* [Directions]: Nothing but a number belongs in the answer: the count of lines below that contain the word "Study".

═════ Material shown ═════

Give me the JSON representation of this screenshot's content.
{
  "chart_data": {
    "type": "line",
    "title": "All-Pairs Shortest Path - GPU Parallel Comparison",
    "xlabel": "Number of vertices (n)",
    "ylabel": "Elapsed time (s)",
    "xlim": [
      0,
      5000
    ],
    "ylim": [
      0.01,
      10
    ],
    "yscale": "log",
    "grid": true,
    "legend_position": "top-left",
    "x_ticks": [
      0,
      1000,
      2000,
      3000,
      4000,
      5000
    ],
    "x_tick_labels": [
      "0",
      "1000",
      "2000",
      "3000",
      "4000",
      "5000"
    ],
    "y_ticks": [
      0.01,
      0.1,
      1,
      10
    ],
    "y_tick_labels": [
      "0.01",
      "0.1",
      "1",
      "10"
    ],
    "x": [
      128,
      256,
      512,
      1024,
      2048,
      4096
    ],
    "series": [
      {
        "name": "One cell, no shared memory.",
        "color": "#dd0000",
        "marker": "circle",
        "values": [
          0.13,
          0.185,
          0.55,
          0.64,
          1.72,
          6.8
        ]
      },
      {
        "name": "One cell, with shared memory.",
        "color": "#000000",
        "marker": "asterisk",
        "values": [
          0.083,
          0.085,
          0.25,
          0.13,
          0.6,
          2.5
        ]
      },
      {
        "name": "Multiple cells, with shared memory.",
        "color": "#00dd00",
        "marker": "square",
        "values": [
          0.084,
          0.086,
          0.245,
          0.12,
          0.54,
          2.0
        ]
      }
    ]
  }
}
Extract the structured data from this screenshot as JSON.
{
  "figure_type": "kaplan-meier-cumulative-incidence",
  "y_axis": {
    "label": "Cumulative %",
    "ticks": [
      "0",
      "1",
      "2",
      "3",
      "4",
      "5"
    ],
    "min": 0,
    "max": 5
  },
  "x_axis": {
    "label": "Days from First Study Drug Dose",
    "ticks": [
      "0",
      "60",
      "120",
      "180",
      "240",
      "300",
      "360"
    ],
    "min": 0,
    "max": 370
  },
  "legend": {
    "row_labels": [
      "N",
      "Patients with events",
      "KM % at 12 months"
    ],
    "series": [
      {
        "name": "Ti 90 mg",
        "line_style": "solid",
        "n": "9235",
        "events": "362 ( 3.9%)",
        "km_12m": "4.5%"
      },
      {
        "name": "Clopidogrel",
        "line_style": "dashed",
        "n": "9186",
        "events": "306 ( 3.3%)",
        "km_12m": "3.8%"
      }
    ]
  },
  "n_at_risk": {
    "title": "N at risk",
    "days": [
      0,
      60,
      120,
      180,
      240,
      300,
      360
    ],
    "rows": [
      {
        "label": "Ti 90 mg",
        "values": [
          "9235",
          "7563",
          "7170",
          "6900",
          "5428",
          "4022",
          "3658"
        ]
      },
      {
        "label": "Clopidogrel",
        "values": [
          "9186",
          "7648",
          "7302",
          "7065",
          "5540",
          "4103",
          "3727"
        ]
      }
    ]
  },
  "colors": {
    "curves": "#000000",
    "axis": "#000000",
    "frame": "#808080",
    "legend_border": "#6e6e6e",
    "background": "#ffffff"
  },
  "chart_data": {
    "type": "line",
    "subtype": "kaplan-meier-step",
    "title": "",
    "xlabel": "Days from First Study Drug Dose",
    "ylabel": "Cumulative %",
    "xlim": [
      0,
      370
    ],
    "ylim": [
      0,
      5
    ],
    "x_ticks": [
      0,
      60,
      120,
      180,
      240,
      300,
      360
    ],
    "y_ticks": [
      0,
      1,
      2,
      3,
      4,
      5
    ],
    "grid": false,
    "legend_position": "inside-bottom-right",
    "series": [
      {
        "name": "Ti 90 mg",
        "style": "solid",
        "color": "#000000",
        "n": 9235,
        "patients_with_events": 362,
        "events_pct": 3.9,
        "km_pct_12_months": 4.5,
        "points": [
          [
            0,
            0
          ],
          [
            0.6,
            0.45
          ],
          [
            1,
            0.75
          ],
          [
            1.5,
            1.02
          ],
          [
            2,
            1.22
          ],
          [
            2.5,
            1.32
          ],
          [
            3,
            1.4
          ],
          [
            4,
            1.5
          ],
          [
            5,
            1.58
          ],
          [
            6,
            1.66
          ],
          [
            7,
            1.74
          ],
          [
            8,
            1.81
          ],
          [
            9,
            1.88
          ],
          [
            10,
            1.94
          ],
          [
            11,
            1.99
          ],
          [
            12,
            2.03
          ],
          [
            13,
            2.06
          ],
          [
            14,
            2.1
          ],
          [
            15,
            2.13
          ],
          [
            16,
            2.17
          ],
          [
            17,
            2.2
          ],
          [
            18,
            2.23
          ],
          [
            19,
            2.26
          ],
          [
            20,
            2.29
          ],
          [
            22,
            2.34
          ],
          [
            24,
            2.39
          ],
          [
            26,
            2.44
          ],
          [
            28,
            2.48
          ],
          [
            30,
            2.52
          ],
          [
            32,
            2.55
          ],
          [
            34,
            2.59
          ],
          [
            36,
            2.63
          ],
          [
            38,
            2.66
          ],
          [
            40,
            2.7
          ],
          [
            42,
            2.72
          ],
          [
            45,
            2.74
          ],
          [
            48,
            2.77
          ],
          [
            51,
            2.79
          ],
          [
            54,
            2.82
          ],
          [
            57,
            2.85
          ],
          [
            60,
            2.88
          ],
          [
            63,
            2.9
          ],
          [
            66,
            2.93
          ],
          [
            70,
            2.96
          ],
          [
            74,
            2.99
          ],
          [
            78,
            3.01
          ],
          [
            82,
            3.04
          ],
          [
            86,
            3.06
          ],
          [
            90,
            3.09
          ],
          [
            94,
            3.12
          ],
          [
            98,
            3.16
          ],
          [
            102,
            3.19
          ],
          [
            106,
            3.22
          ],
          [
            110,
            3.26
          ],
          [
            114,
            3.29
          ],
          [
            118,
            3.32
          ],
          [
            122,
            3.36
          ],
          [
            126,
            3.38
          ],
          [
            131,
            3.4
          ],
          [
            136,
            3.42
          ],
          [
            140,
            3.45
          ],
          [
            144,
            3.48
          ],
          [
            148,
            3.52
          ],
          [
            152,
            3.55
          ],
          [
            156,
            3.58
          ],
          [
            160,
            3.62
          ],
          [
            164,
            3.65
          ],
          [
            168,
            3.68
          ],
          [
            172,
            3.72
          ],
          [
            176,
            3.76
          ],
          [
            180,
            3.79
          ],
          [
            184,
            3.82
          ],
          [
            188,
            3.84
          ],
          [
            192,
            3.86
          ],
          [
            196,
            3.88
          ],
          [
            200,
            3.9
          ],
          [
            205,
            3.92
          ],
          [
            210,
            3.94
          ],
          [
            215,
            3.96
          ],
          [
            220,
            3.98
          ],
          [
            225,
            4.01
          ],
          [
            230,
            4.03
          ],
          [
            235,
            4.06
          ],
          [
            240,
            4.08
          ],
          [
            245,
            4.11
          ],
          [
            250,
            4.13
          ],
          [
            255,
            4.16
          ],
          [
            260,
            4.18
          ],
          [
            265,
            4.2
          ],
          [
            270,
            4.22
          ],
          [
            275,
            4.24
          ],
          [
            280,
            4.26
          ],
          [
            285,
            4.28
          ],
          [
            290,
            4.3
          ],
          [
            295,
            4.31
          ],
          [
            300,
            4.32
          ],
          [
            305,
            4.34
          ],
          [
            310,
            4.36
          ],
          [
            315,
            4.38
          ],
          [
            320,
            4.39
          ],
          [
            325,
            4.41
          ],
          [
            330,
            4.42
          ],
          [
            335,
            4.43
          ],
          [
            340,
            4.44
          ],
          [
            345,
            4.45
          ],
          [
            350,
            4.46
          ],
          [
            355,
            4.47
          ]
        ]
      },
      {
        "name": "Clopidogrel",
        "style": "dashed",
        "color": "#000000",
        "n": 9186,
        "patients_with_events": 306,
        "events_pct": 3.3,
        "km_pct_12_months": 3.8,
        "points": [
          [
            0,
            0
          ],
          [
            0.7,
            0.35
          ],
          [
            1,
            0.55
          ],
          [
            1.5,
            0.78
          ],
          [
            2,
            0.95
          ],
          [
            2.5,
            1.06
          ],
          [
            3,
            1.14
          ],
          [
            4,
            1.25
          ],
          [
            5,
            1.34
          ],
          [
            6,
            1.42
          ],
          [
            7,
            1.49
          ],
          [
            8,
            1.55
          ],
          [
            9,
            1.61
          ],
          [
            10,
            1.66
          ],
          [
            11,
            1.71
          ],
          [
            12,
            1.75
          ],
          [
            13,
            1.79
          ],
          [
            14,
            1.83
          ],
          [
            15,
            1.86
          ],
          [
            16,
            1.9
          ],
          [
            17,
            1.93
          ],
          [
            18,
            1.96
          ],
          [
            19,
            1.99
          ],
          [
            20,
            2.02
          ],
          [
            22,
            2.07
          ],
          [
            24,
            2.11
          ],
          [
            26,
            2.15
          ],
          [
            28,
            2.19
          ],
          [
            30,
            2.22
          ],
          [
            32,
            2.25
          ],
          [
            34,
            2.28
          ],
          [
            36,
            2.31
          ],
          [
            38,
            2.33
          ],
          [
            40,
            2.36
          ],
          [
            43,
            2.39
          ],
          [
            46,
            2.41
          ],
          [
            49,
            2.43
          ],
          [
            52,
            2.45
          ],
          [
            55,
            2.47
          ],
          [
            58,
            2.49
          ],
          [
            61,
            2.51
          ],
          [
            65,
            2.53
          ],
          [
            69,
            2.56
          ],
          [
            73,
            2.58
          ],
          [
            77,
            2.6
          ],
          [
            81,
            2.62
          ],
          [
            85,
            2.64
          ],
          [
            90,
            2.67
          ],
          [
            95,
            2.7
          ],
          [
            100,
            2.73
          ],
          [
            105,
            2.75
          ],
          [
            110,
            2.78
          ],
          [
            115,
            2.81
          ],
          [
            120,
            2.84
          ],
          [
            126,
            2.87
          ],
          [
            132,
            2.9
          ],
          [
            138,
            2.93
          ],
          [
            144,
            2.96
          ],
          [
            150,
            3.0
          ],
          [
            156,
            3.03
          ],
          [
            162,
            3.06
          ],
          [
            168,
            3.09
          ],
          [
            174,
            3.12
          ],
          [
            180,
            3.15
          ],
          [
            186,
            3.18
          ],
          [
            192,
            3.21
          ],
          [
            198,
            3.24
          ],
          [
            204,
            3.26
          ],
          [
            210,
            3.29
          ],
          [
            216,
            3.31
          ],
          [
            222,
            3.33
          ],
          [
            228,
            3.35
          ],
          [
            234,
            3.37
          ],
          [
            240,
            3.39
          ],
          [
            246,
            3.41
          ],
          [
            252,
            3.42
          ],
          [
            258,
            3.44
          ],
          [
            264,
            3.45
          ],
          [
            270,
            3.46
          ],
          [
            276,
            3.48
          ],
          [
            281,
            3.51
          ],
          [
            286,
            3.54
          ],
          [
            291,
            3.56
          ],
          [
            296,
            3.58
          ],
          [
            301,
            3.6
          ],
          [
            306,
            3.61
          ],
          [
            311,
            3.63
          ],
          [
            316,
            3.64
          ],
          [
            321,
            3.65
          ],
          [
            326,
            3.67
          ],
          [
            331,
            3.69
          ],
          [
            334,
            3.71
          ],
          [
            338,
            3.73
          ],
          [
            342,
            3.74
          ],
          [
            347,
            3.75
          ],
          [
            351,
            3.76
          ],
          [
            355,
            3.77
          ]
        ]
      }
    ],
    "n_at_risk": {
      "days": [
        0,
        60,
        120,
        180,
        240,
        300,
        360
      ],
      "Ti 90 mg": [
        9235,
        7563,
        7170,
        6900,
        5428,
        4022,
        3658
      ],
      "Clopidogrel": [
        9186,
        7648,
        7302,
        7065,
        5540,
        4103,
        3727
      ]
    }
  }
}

═════

* [Task output]: 2